== Prompt ==
Go through the entries below and pick out every line with "data".

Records

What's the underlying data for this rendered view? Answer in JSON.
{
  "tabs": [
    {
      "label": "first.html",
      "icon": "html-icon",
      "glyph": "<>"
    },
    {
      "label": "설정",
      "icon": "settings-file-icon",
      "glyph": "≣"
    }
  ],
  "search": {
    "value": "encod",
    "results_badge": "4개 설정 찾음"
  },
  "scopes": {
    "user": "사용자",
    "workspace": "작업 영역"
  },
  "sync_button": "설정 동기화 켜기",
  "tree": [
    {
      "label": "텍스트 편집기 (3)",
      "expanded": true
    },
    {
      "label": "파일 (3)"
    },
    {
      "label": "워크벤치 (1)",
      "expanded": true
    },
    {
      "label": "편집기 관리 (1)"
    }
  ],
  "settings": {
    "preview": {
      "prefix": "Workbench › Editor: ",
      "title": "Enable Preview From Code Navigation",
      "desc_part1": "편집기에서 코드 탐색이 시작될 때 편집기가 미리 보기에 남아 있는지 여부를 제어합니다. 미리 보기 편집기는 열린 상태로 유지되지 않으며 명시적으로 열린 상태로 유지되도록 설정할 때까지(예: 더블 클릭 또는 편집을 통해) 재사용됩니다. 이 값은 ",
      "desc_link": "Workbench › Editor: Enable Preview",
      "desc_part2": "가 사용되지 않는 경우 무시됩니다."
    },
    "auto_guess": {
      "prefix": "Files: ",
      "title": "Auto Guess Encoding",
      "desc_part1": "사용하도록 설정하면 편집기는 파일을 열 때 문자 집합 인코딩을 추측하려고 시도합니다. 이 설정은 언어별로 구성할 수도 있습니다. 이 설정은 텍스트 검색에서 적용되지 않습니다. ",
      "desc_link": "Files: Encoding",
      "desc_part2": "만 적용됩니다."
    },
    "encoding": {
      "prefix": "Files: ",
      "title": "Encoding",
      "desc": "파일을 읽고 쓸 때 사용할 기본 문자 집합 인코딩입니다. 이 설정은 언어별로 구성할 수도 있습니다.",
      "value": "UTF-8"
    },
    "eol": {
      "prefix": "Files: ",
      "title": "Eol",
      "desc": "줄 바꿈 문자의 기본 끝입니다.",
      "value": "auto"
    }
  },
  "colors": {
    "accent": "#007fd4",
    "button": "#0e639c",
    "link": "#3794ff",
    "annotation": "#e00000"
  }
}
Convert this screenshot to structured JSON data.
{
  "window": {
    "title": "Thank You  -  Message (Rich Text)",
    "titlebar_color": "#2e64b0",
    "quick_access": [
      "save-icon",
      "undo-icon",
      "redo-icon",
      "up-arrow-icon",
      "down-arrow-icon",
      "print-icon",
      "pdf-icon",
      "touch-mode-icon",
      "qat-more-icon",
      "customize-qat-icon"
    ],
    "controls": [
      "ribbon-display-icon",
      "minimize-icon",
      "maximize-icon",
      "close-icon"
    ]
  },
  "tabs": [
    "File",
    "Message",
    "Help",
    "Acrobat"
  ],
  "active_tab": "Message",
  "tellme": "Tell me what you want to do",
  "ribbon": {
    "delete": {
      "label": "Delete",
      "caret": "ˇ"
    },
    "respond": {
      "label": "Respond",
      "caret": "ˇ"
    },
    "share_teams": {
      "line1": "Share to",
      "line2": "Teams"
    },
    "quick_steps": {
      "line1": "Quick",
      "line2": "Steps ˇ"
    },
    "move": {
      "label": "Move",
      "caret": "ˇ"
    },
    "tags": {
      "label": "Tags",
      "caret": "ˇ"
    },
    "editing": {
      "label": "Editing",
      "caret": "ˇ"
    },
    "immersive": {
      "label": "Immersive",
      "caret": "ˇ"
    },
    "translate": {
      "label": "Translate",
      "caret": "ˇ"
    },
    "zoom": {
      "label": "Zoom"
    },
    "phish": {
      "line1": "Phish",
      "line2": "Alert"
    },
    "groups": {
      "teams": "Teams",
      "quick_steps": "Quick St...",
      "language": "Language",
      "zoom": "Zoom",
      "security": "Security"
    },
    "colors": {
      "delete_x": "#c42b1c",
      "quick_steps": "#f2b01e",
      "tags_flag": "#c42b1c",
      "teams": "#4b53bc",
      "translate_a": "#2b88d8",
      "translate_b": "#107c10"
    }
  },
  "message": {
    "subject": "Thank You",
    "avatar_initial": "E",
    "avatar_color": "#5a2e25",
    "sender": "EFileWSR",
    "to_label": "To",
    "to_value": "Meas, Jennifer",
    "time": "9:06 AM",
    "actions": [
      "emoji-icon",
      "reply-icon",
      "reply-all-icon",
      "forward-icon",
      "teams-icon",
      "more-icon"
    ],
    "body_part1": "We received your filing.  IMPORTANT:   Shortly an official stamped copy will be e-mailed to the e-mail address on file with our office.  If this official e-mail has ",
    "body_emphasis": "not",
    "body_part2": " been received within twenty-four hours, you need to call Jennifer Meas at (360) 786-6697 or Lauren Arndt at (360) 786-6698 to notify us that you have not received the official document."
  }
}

== Solution to the problem ==
What's the underlying data for this rendered view? Answer in JSON.
Convert this screenshot to structured JSON data.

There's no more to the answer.